• _WHAT TO DO_
Transcribe the whole listing without a single picture.

## START DATA FOR THE TASK

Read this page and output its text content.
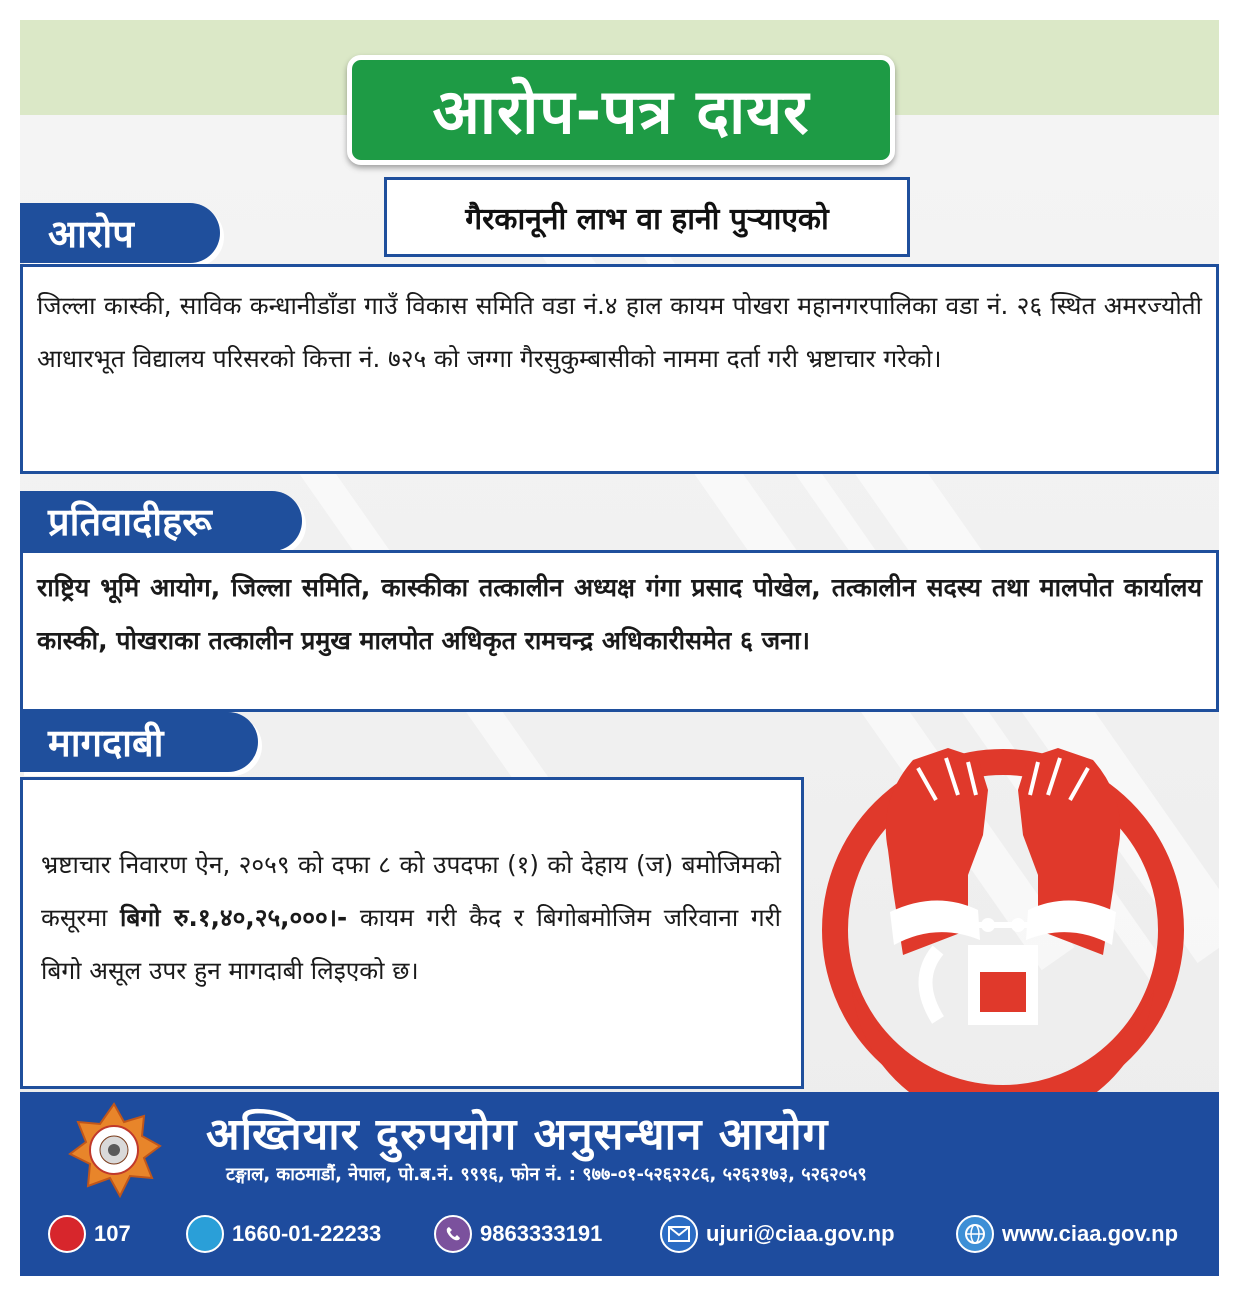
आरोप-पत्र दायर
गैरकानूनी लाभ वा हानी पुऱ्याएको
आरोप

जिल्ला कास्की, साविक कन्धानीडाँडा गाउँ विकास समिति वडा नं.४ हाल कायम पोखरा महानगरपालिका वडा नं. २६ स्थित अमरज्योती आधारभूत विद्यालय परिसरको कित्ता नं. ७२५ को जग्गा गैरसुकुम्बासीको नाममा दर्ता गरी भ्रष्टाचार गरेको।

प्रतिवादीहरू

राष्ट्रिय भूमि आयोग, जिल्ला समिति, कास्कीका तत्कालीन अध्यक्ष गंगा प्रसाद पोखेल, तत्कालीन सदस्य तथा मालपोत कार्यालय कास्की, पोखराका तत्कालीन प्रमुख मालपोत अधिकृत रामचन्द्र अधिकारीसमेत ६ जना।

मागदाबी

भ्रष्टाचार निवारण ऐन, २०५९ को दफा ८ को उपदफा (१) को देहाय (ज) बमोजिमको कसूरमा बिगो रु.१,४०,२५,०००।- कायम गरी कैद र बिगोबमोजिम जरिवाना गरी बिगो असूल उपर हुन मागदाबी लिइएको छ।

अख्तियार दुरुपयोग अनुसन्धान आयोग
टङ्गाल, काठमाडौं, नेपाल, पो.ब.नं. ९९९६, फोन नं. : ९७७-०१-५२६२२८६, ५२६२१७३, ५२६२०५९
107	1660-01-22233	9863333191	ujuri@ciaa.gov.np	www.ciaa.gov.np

## END DATA FOR THE TASK

• _COMPLETE OUTPUT_
Read this page and output its text content.
आरोप-पत्र दायर
गैरकानूनी लाभ वा हानी पुऱ्याएको
आरोप

जिल्ला कास्की, साविक कन्धानीडाँडा गाउँ विकास समिति वडा नं.४ हाल कायम पोखरा महानगरपालिका वडा नं. २६ स्थित अमरज्योती आधारभूत विद्यालय परिसरको कित्ता नं. ७२५ को जग्गा गैरसुकुम्बासीको नाममा दर्ता गरी भ्रष्टाचार गरेको।

प्रतिवादीहरू

राष्ट्रिय भूमि आयोग, जिल्ला समिति, कास्कीका तत्कालीन अध्यक्ष गंगा प्रसाद पोखेल, तत्कालीन सदस्य तथा मालपोत कार्यालय कास्की, पोखराका तत्कालीन प्रमुख मालपोत अधिकृत रामचन्द्र अधिकारीसमेत ६ जना।

मागदाबी

भ्रष्टाचार निवारण ऐन, २०५९ को दफा ८ को उपदफा (१) को देहाय (ज) बमोजिमको कसूरमा बिगो रु.१,४०,२५,०००।- कायम गरी कैद र बिगोबमोजिम जरिवाना गरी बिगो असूल उपर हुन मागदाबी लिइएको छ।

अख्तियार दुरुपयोग अनुसन्धान आयोग
टङ्गाल, काठमाडौं, नेपाल, पो.ब.नं. ९९९६, फोन नं. : ९७७-०१-५२६२२८६, ५२६२१७३, ५२६२०५९
107	1660-01-22233	9863333191	ujuri@ciaa.gov.np	www.ciaa.gov.np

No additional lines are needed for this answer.